» Goal of the exercise: Provide the number of lines below containing the word "JSON", without any other words.

┄┄┄┄┄┄

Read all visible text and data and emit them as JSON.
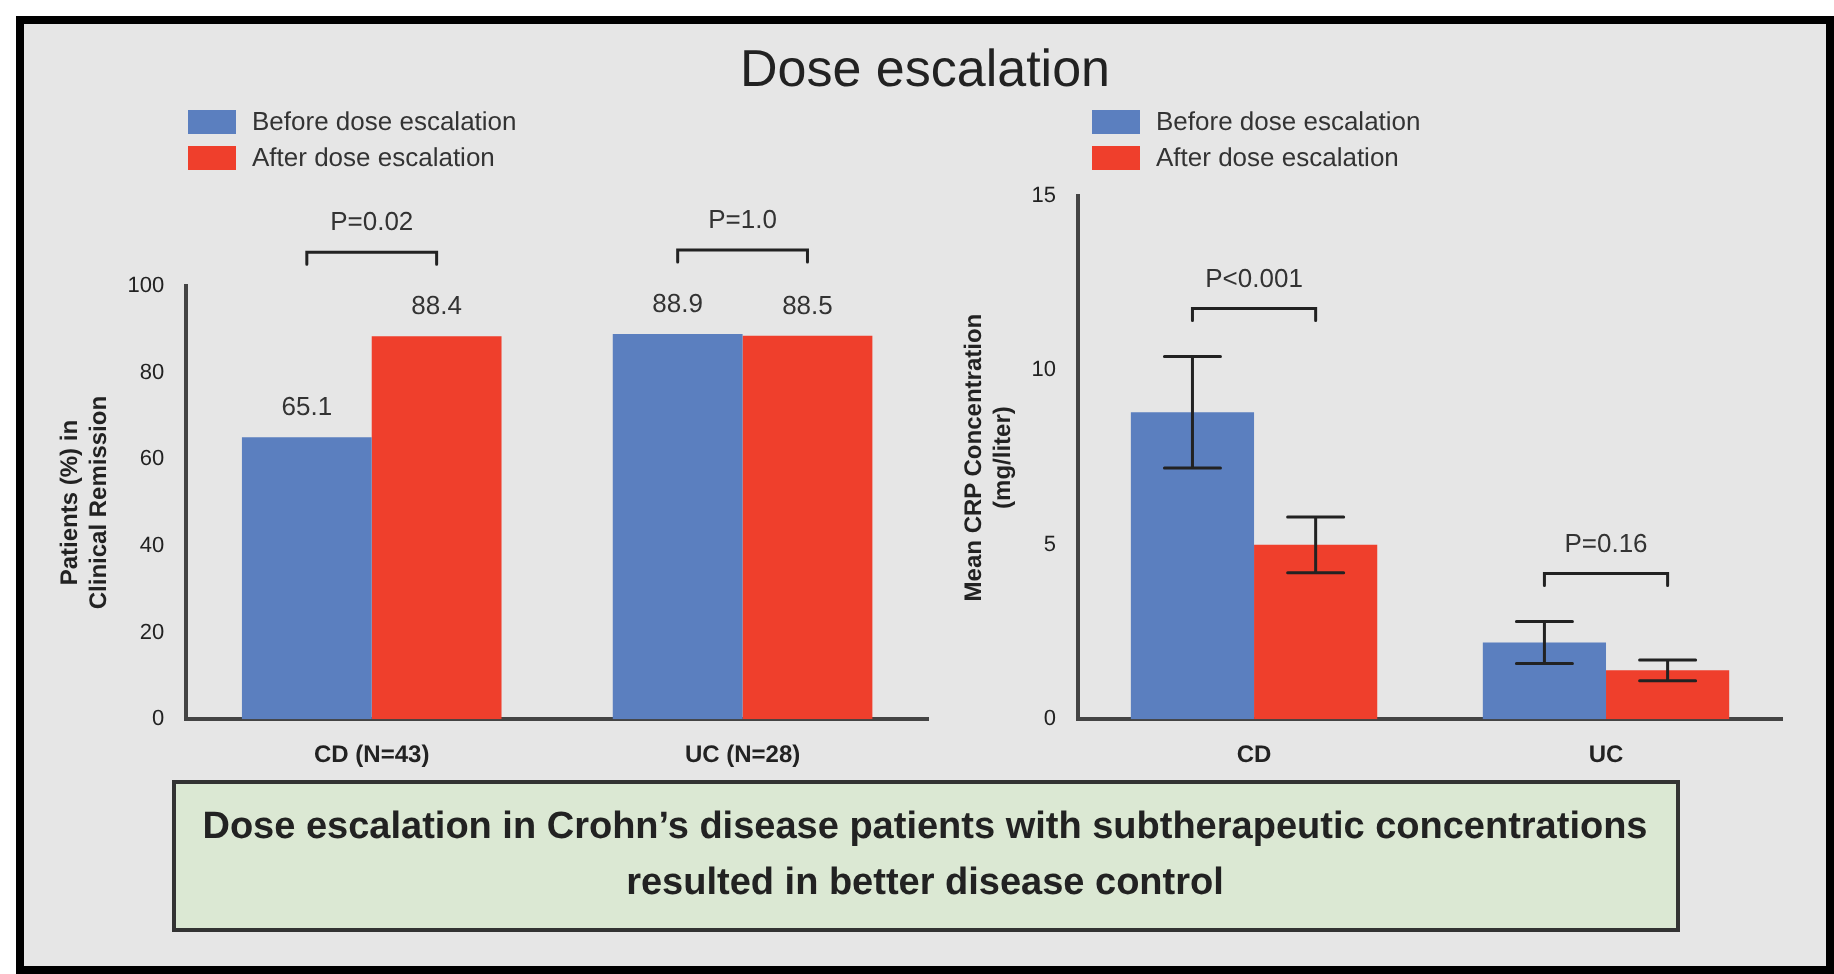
{
  "chart_data": [
    {
      "type": "bar",
      "title": "Dose escalation",
      "ylabel": "Patients (%) in\nClinical Remission",
      "categories": [
        "CD (N=43)",
        "UC (N=28)"
      ],
      "series": [
        {
          "name": "Before dose escalation",
          "color": "#5b7fbf",
          "values": [
            65.1,
            88.9
          ]
        },
        {
          "name": "After dose escalation",
          "color": "#ef3f2c",
          "values": [
            88.4,
            88.5
          ]
        }
      ],
      "ylim": [
        0,
        100
      ],
      "yticks": [
        0,
        20,
        40,
        60,
        80,
        100
      ],
      "grid": false,
      "legend": "top left",
      "data_labels": true,
      "annotations": [
        "P=0.02",
        "P=1.0"
      ]
    },
    {
      "type": "bar",
      "ylabel": "Mean CRP Concentration\n(mg/liter)",
      "categories": [
        "CD",
        "UC"
      ],
      "series": [
        {
          "name": "Before dose escalation",
          "color": "#5b7fbf",
          "values": [
            8.8,
            2.2
          ],
          "errors": [
            1.6,
            0.6
          ]
        },
        {
          "name": "After dose escalation",
          "color": "#ef3f2c",
          "values": [
            5.0,
            1.4
          ],
          "errors": [
            0.8,
            0.3
          ]
        }
      ],
      "ylim": [
        0,
        15
      ],
      "yticks": [
        0,
        5,
        10,
        15
      ],
      "grid": false,
      "legend": "top left",
      "annotations": [
        "P<0.001",
        "P=0.16"
      ]
    },
    {
      "type": "other",
      "annotations": [
        "Dose escalation in Crohn’s disease patients with subtherapeutic concentrations resulted in better disease control"
      ]
    }
  ]
}
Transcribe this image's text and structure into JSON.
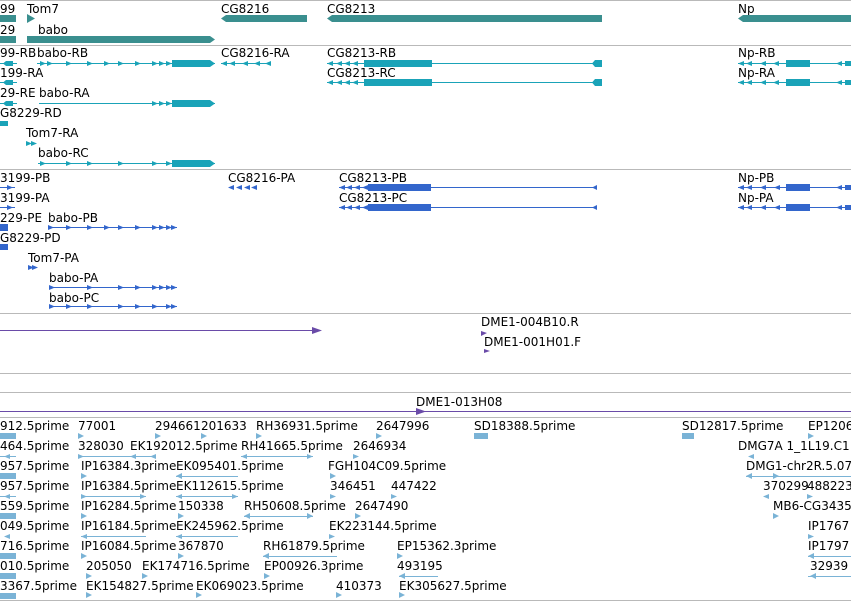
{
  "colors": {
    "gene": "#3a8f8f",
    "transcript": "#1aa3b8",
    "protein": "#3366cc",
    "clone": "#6a4ba8",
    "est": "#7ab3d6",
    "separator": "#b9b9b9"
  },
  "tracks": {
    "genes": {
      "features": [
        {
          "label": "99"
        },
        {
          "label": "Tom7"
        },
        {
          "label": "CG8216"
        },
        {
          "label": "CG8213"
        },
        {
          "label": "Np"
        },
        {
          "label": "29"
        },
        {
          "label": "babo"
        }
      ]
    },
    "transcripts": {
      "features": [
        {
          "label": "99-RB"
        },
        {
          "label": "babo-RB"
        },
        {
          "label": "CG8216-RA"
        },
        {
          "label": "CG8213-RB"
        },
        {
          "label": "Np-RB"
        },
        {
          "label": "199-RA"
        },
        {
          "label": "CG8213-RC"
        },
        {
          "label": "Np-RA"
        },
        {
          "label": "29-RE"
        },
        {
          "label": "babo-RA"
        },
        {
          "label": "G8229-RD"
        },
        {
          "label": "Tom7-RA"
        },
        {
          "label": "babo-RC"
        }
      ]
    },
    "proteins": {
      "features": [
        {
          "label": "3199-PB"
        },
        {
          "label": "CG8216-PA"
        },
        {
          "label": "CG8213-PB"
        },
        {
          "label": "Np-PB"
        },
        {
          "label": "3199-PA"
        },
        {
          "label": "CG8213-PC"
        },
        {
          "label": "Np-PA"
        },
        {
          "label": "229-PE"
        },
        {
          "label": "babo-PB"
        },
        {
          "label": "G8229-PD"
        },
        {
          "label": "Tom7-PA"
        },
        {
          "label": "babo-PA"
        },
        {
          "label": "babo-PC"
        }
      ]
    },
    "clones": {
      "features": [
        {
          "label": "DME1-004B10.R"
        },
        {
          "label": "DME1-001H01.F"
        },
        {
          "label": "DME1-013H08"
        }
      ]
    },
    "ests": {
      "rows": [
        [
          "912.5prime",
          "77001",
          "294661",
          "201633",
          "RH36931.5prime",
          "2647996",
          "SD18388.5prime",
          "SD12817.5prime",
          "EP1206"
        ],
        [
          "464.5prime",
          "328030",
          "EK192012.5prime",
          "RH41665.5prime",
          "2646934",
          "DMG7A 1_1L19.C1"
        ],
        [
          "957.5prime",
          "IP16384.3prime",
          "EK095401.5prime",
          "FGH104C09.5prime",
          "DMG1-chr2R.5.07"
        ],
        [
          "957.5prime",
          "IP16384.5prime",
          "EK112615.5prime",
          "346451",
          "447422",
          "370299",
          "488223"
        ],
        [
          "559.5prime",
          "IP16284.5prime",
          "150338",
          "RH50608.5prime",
          "2647490",
          "MB6-CG3435"
        ],
        [
          "049.5prime",
          "IP16184.5prime",
          "EK245962.5prime",
          "EK223144.5prime",
          "IP1767"
        ],
        [
          "716.5prime",
          "IP16084.5prime",
          "367870",
          "RH61879.5prime",
          "EP15362.3prime",
          "IP1797"
        ],
        [
          "010.5prime",
          "205050",
          "EK174716.5prime",
          "EP00926.3prime",
          "493195",
          "32939"
        ],
        [
          "3367.5prime",
          "EK154827.5prime",
          "EK069023.5prime",
          "410373",
          "EK305627.5prime"
        ]
      ]
    }
  }
}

┄┄┄┄┄┄

» Output below: 2